*Directions for this task*. Omit the pictures, then write out every entry exactly as it reads.

*Rows from a dataset*.
================================
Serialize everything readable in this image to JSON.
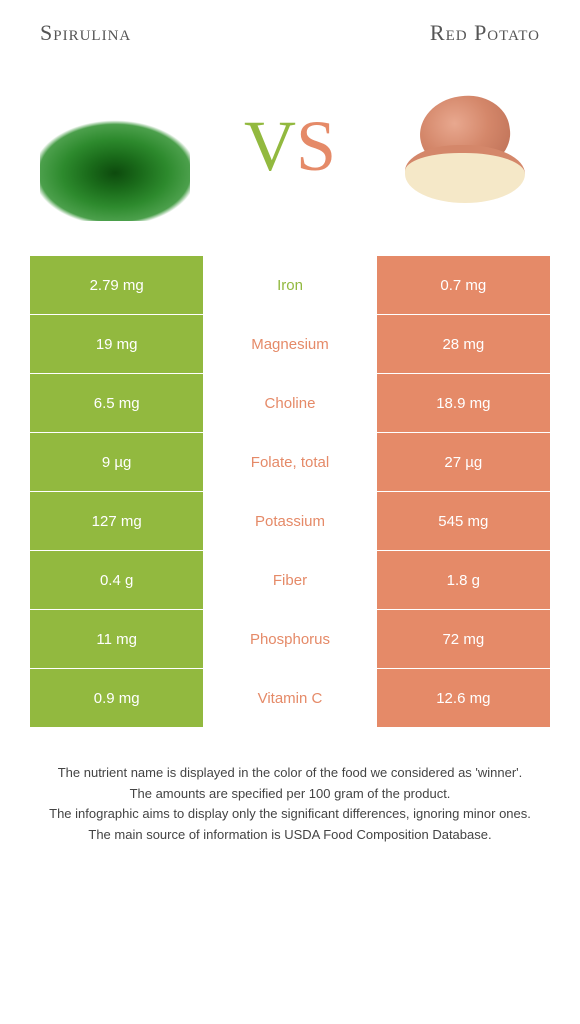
{
  "titles": {
    "left": "Spirulina",
    "right": "Red Potato"
  },
  "vs": {
    "v": "V",
    "s": "S"
  },
  "colors": {
    "left_bg": "#92b93f",
    "right_bg": "#e58a68",
    "left_text": "#92b93f",
    "right_text": "#e58a68"
  },
  "rows": [
    {
      "left": "2.79 mg",
      "label": "Iron",
      "right": "0.7 mg",
      "winner": "left"
    },
    {
      "left": "19 mg",
      "label": "Magnesium",
      "right": "28 mg",
      "winner": "right"
    },
    {
      "left": "6.5 mg",
      "label": "Choline",
      "right": "18.9 mg",
      "winner": "right"
    },
    {
      "left": "9 µg",
      "label": "Folate, total",
      "right": "27 µg",
      "winner": "right"
    },
    {
      "left": "127 mg",
      "label": "Potassium",
      "right": "545 mg",
      "winner": "right"
    },
    {
      "left": "0.4 g",
      "label": "Fiber",
      "right": "1.8 g",
      "winner": "right"
    },
    {
      "left": "11 mg",
      "label": "Phosphorus",
      "right": "72 mg",
      "winner": "right"
    },
    {
      "left": "0.9 mg",
      "label": "Vitamin C",
      "right": "12.6 mg",
      "winner": "right"
    }
  ],
  "footer": [
    "The nutrient name is displayed in the color of the food we considered as 'winner'.",
    "The amounts are specified per 100 gram of the product.",
    "The infographic aims to display only the significant differences, ignoring minor ones.",
    "The main source of information is USDA Food Composition Database."
  ]
}
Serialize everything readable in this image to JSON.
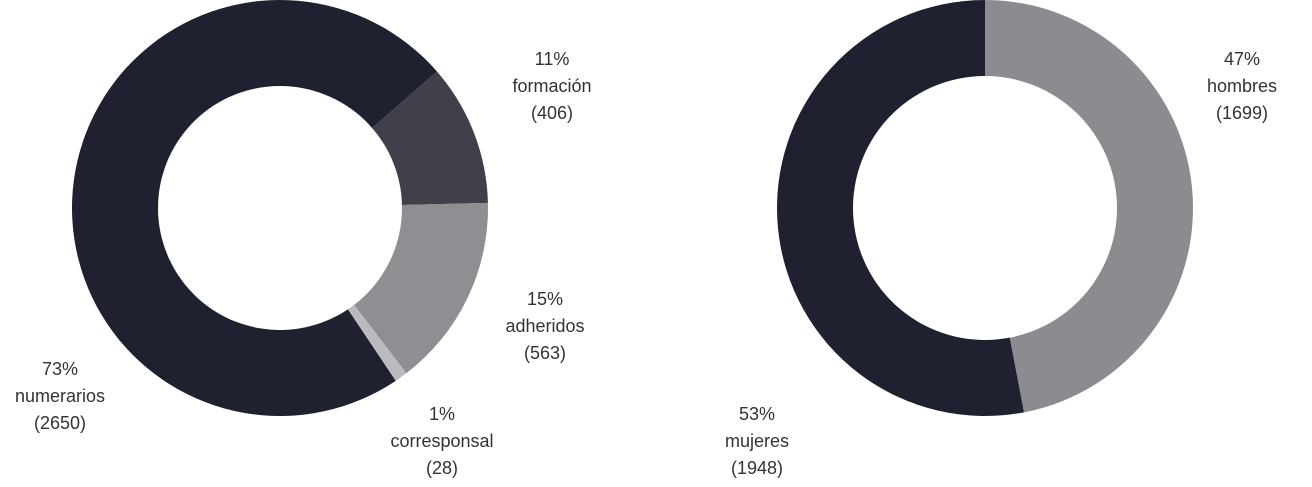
================================
*Reply to the exercise*.
Serialize everything readable in this image to JSON.
{
  "titles": {
    "left": "Spirulina",
    "right": "Red Potato"
  },
  "vs": {
    "v": "V",
    "s": "S"
  },
  "colors": {
    "left_bg": "#92b93f",
    "right_bg": "#e58a68",
    "left_text": "#92b93f",
    "right_text": "#e58a68"
  },
  "rows": [
    {
      "left": "2.79 mg",
      "label": "Iron",
      "right": "0.7 mg",
      "winner": "left"
    },
    {
      "left": "19 mg",
      "label": "Magnesium",
      "right": "28 mg",
      "winner": "right"
    },
    {
      "left": "6.5 mg",
      "label": "Choline",
      "right": "18.9 mg",
      "winner": "right"
    },
    {
      "left": "9 µg",
      "label": "Folate, total",
      "right": "27 µg",
      "winner": "right"
    },
    {
      "left": "127 mg",
      "label": "Potassium",
      "right": "545 mg",
      "winner": "right"
    },
    {
      "left": "0.4 g",
      "label": "Fiber",
      "right": "1.8 g",
      "winner": "right"
    },
    {
      "left": "11 mg",
      "label": "Phosphorus",
      "right": "72 mg",
      "winner": "right"
    },
    {
      "left": "0.9 mg",
      "label": "Vitamin C",
      "right": "12.6 mg",
      "winner": "right"
    }
  ],
  "footer": [
    "The nutrient name is displayed in the color of the food we considered as 'winner'.",
    "The amounts are specified per 100 gram of the product.",
    "The infographic aims to display only the significant differences, ignoring minor ones.",
    "The main source of information is USDA Food Composition Database."
  ]
}
Serialize everything readable in this image to JSON.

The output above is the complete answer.